**EXERCISE**
Update the lines of the records starting at the one that contains "lon-label-90e: 90°E [238, 490, 272, 506]" and ending at the one that contains "colorbar-scale [660, 91, 693, 487]" by changing "lat-label" to "latitude-label" and leaving everything else as it is. Write out only those lines.

-- begin RECORDS PROVIDED --

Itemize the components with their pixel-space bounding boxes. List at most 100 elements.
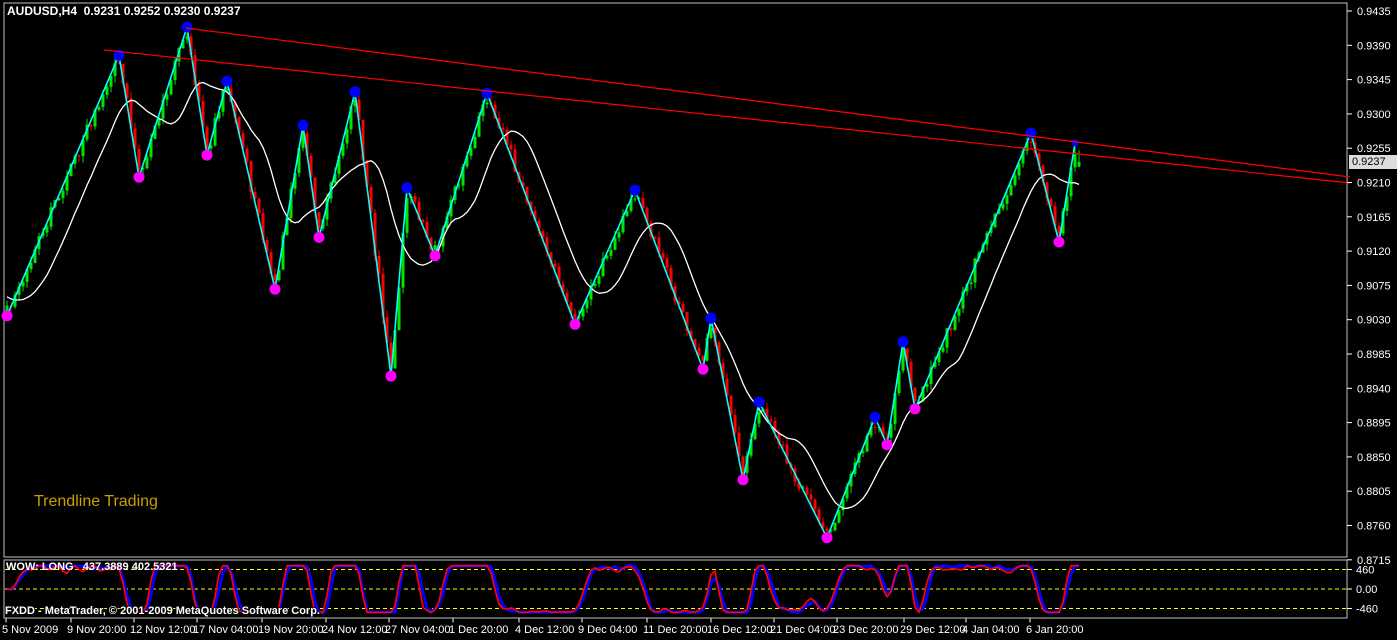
- candle-body: [261, 213, 265, 241]
- candle: [345, 126, 349, 149]
- candle-body: [93, 109, 97, 127]
- indicator-level-label: 460: [1356, 565, 1374, 577]
- candle-body: [129, 98, 133, 129]
- trendline-upper[interactable]: [185, 27, 1351, 178]
- time-axis-label: 11 Dec 20:00: [643, 624, 708, 636]
- candle-body: [85, 124, 89, 140]
- time-axis-label: 19 Nov 20:00: [258, 624, 323, 636]
- candle-body: [285, 217, 289, 236]
- time-axis-label: 5 Nov 2009: [2, 624, 58, 636]
- candle-body: [581, 308, 585, 317]
- candle-body: [809, 494, 813, 500]
- candle-body: [805, 487, 809, 495]
- candle-body: [593, 283, 597, 287]
- candle-body: [777, 432, 781, 445]
- candle-body: [269, 252, 273, 275]
- candle-body: [765, 408, 769, 420]
- price-axis[interactable]: 0.9435 0.9390 0.9345 0.9300 0.9255 0.9210 0.91…: [1347, 6, 1391, 616]
- candle-body: [569, 302, 573, 314]
- candle-body: [1057, 226, 1061, 234]
- candle-body: [677, 301, 681, 305]
- time-axis-label: 27 Nov 04:00: [385, 624, 450, 636]
- candle-body: [969, 282, 973, 285]
- status-bar-text: FXDD - MetaTrader, © 2001-2009 MetaQuote…: [5, 605, 320, 617]
- candle-body: [141, 168, 145, 170]
- candle: [733, 408, 737, 439]
- candle-body: [605, 255, 609, 259]
- price-axis-label: 0.9255: [1357, 143, 1391, 155]
- candle-body: [397, 287, 401, 331]
- candle-body: [61, 190, 65, 199]
- candle-body: [273, 274, 277, 281]
- candle-body: [837, 510, 841, 523]
- candle: [953, 314, 957, 331]
- candle-body: [1049, 198, 1053, 206]
- candle-body: [301, 133, 305, 148]
- swing-high-dot: [297, 119, 309, 131]
- candle-body: [609, 249, 613, 256]
- candle-body: [185, 36, 189, 40]
- trendline-lower[interactable]: [103, 49, 1351, 184]
- candle-body: [553, 263, 557, 267]
- candle: [629, 192, 633, 213]
- candle-body: [49, 207, 53, 227]
- main-chart-area[interactable]: [1, 2, 1351, 558]
- candle-body: [849, 473, 853, 487]
- candle-body: [45, 226, 49, 233]
- swing-high-dot: [401, 182, 413, 194]
- candle-body: [29, 262, 33, 270]
- candle-body: [653, 236, 657, 238]
- price-axis-label: 0.9435: [1357, 6, 1391, 18]
- candle-body: [249, 161, 253, 193]
- candle-body: [13, 294, 17, 307]
- time-axis-label: 24 Nov 12:00: [322, 624, 387, 636]
- candle-body: [173, 61, 177, 81]
- candle: [541, 228, 545, 239]
- candle-body: [717, 342, 721, 364]
- candle-body: [137, 149, 141, 170]
- candle: [1017, 163, 1021, 180]
- price-axis-label: 0.8760: [1357, 521, 1391, 533]
- candle: [777, 428, 781, 450]
- candle-body: [429, 237, 433, 250]
- candle-body: [389, 342, 393, 369]
- candle-body: [377, 255, 381, 275]
- candle: [737, 426, 741, 460]
- swing-high-dot: [349, 86, 361, 98]
- candle-body: [541, 231, 545, 238]
- swing-low-dot: [569, 318, 581, 330]
- candle-body: [753, 423, 757, 440]
- swing-low-dot: [269, 283, 281, 295]
- candle-body: [505, 129, 509, 145]
- chart-title-ohlc: AUDUSD,H4 0.9231 0.9252 0.9230 0.9237: [7, 4, 241, 18]
- candle-body: [473, 136, 477, 148]
- current-price-tag: 0.9237: [1349, 155, 1397, 169]
- candle-body: [69, 163, 73, 177]
- candle-body: [81, 139, 85, 157]
- candle-body: [633, 198, 637, 200]
- candle-body: [649, 222, 653, 237]
- candle-body: [705, 337, 709, 361]
- candle: [957, 308, 961, 323]
- candle-body: [921, 386, 925, 401]
- candle-body: [121, 63, 125, 84]
- candle-body: [665, 258, 669, 268]
- candle-body: [725, 378, 729, 397]
- candle-body: [217, 111, 221, 119]
- candle: [969, 277, 973, 290]
- candle-body: [825, 528, 829, 532]
- candle: [697, 343, 701, 358]
- candle-body: [625, 210, 629, 217]
- price-axis-label: 0.8850: [1357, 452, 1391, 464]
- candle-body: [785, 444, 789, 464]
- candle-body: [833, 522, 837, 531]
- candle-body: [537, 220, 541, 232]
- candle-body: [929, 367, 933, 384]
- candle: [1049, 197, 1053, 208]
- candle-body: [413, 196, 417, 202]
- price-axis-label: 0.8805: [1357, 486, 1391, 498]
- candle: [1005, 188, 1009, 211]
- candle: [17, 282, 21, 301]
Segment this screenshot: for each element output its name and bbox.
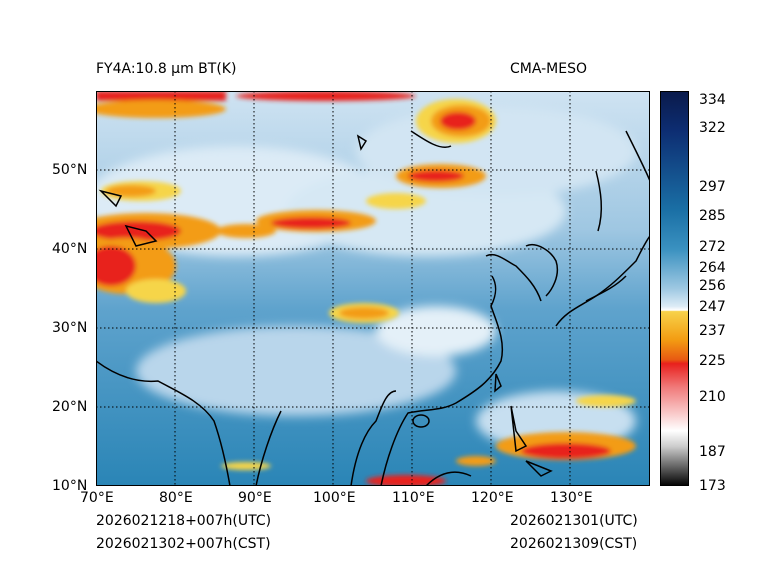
lon-label-90e: 90°E [238, 490, 272, 506]
lon-label-110e: 110°E [392, 490, 435, 506]
lon-label-130e: 130°E [550, 490, 593, 506]
lon-label-80e: 80°E [159, 490, 193, 506]
map-title-left: FY4A:10.8 µm BT(K) [96, 61, 237, 77]
coastlines [96, 130, 650, 486]
lat-label-40n: 40°N [52, 241, 88, 257]
map-border [96, 91, 650, 486]
colorbar-label-264: 264 [699, 260, 726, 276]
colorbar-label-322: 322 [699, 120, 726, 136]
colorbar-label-285: 285 [699, 208, 726, 224]
colorbar-label-256: 256 [699, 278, 726, 294]
colorbar-border [660, 91, 689, 486]
map-title-right: CMA-MESO [510, 61, 588, 77]
valid-time-cst: 2026021309(CST) [510, 536, 638, 552]
lat-label-30n: 30°N [52, 320, 88, 336]
colorbar-label-297: 297 [699, 179, 726, 195]
lon-label-100e: 100°E [313, 490, 356, 506]
colorbar-label-187: 187 [699, 444, 726, 460]
init-time-cst: 2026021302+007h(CST) [96, 536, 271, 552]
colorbar-label-225: 225 [699, 353, 726, 369]
init-time-utc: 2026021218+007h(UTC) [96, 513, 272, 529]
satellite-map [96, 91, 650, 486]
colorbar-label-237: 237 [699, 323, 726, 339]
lat-label-10n: 10°N [52, 478, 88, 494]
lat-label-20n: 20°N [52, 399, 88, 415]
cold-cloud-tops [96, 91, 636, 486]
colorbar-label-247: 247 [699, 299, 726, 315]
valid-time-utc: 2026021301(UTC) [510, 513, 638, 529]
lon-label-70e: 70°E [80, 490, 114, 506]
colorbar-label-210: 210 [699, 389, 726, 405]
graticule [96, 91, 650, 486]
colorbar [660, 91, 693, 487]
colorbar-scale [660, 91, 693, 487]
colorbar-gradient [660, 91, 689, 486]
lon-label-120e: 120°E [471, 490, 514, 506]
colorbar-label-334: 334 [699, 92, 726, 108]
colorbar-label-272: 272 [699, 239, 726, 255]
lat-label-50n: 50°N [52, 162, 88, 178]
satellite-image [96, 91, 650, 486]
colorbar-label-173: 173 [699, 478, 726, 494]
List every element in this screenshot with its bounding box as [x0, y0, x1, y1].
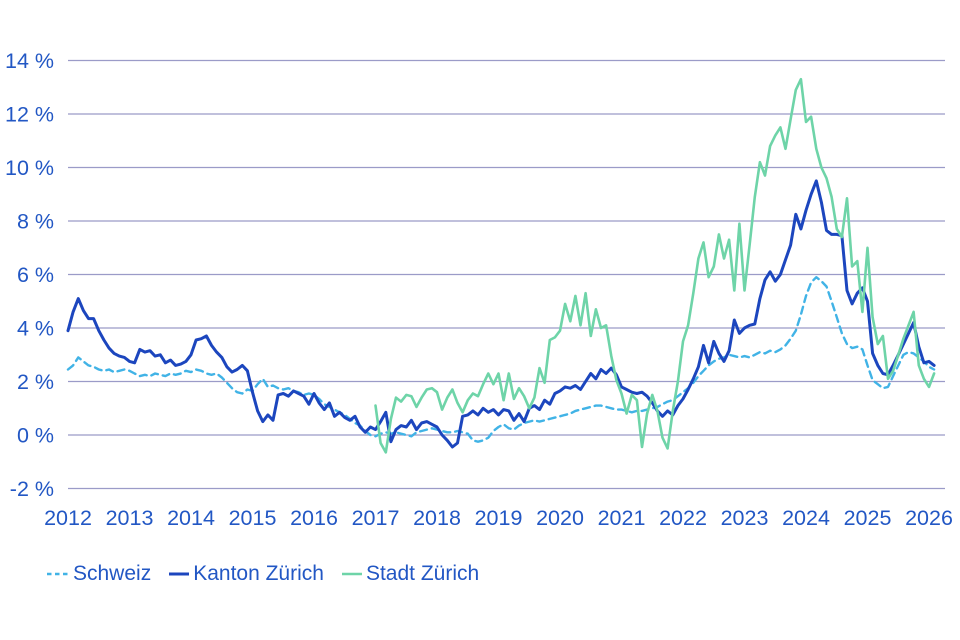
y-axis-labels: 14 % 12 % 10 % 8 % 6 % 4 % 2 % 0 % -2 %	[5, 49, 54, 501]
x-tick-label: 2016	[290, 506, 338, 530]
y-tick-label: -2 %	[10, 477, 54, 501]
legend-label-kanton-zuerich: Kanton Zürich	[193, 562, 324, 585]
x-tick-label: 2020	[536, 506, 584, 530]
series-lines	[66, 77, 936, 454]
x-tick-label: 2024	[782, 506, 830, 530]
x-tick-label: 2025	[844, 506, 892, 530]
x-tick-label: 2012	[44, 506, 92, 530]
series-line-schweiz	[66, 276, 936, 443]
y-tick-label: 8 %	[17, 210, 54, 234]
x-tick-label: 2013	[106, 506, 154, 530]
legend-label-schweiz: Schweiz	[73, 562, 152, 585]
x-tick-label: 2018	[413, 506, 461, 530]
y-tick-label: 2 %	[17, 370, 54, 394]
y-tick-label: 14 %	[5, 49, 54, 73]
legend-item-schweiz: Schweiz	[46, 562, 151, 586]
series-line-kanton-zuerich	[66, 179, 936, 449]
gridlines	[68, 59, 945, 490]
legend-label-stadt-zuerich: Stadt Zürich	[365, 562, 480, 585]
x-axis-labels: 2012 2013 2014 2015 2016 2017 2018 2019 2020 2021…	[44, 506, 953, 530]
x-tick-label: 2014	[167, 506, 215, 530]
x-tick-label: 2026	[905, 506, 953, 530]
x-tick-label: 2023	[721, 506, 769, 530]
stadt-zuerich-line-sample	[341, 572, 362, 576]
kanton-zuerich-line-sample	[169, 572, 190, 576]
y-tick-label: 10 %	[5, 156, 54, 180]
x-tick-label: 2022	[659, 506, 707, 530]
y-tick-label: 0 %	[17, 424, 54, 448]
x-tick-label: 2021	[598, 506, 646, 530]
y-tick-label: 12 %	[5, 103, 54, 127]
y-tick-label: 4 %	[17, 317, 54, 341]
legend-item-kanton-zuerich: Kanton Zürich	[168, 562, 324, 586]
x-tick-label: 2015	[229, 506, 277, 530]
series-line-stadt-zuerich	[374, 77, 936, 454]
legend: Schweiz Kanton Zürich Stadt Zürich	[46, 562, 479, 586]
x-tick-label: 2019	[475, 506, 523, 530]
legend-item-stadt-zuerich: Stadt Zürich	[341, 562, 479, 586]
y-tick-label: 6 %	[17, 263, 54, 287]
x-tick-label: 2017	[352, 506, 400, 530]
schweiz-dashed-line-sample	[47, 572, 69, 576]
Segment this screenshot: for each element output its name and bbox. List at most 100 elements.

-- end RECORDS PROVIDED --

**SOLUTION TO THE EXERCISE**
lon-label-90e: 90°E [238, 490, 272, 506]
lon-label-110e: 110°E [392, 490, 435, 506]
lon-label-130e: 130°E [550, 490, 593, 506]
lon-label-80e: 80°E [159, 490, 193, 506]
map-title-left: FY4A:10.8 µm BT(K) [96, 61, 237, 77]
coastlines [96, 130, 650, 486]
latitude-label-40n: 40°N [52, 241, 88, 257]
map-border [96, 91, 650, 486]
colorbar-label-264: 264 [699, 260, 726, 276]
colorbar-label-322: 322 [699, 120, 726, 136]
colorbar-label-285: 285 [699, 208, 726, 224]
colorbar-label-256: 256 [699, 278, 726, 294]
colorbar-border [660, 91, 689, 486]
map-title-right: CMA-MESO [510, 61, 588, 77]
valid-time-cst: 2026021309(CST) [510, 536, 638, 552]
latitude-label-30n: 30°N [52, 320, 88, 336]
colorbar-label-297: 297 [699, 179, 726, 195]
lon-label-100e: 100°E [313, 490, 356, 506]
colorbar-label-187: 187 [699, 444, 726, 460]
init-time-cst: 2026021302+007h(CST) [96, 536, 271, 552]
colorbar-label-225: 225 [699, 353, 726, 369]
init-time-utc: 2026021218+007h(UTC) [96, 513, 272, 529]
satellite-map [96, 91, 650, 486]
colorbar-label-237: 237 [699, 323, 726, 339]
latitude-label-10n: 10°N [52, 478, 88, 494]
latitude-label-20n: 20°N [52, 399, 88, 415]
cold-cloud-tops [96, 91, 636, 486]
colorbar-label-247: 247 [699, 299, 726, 315]
valid-time-utc: 2026021301(UTC) [510, 513, 638, 529]
lon-label-70e: 70°E [80, 490, 114, 506]
colorbar-label-210: 210 [699, 389, 726, 405]
graticule [96, 91, 650, 486]
colorbar [660, 91, 693, 487]
colorbar-scale [660, 91, 693, 487]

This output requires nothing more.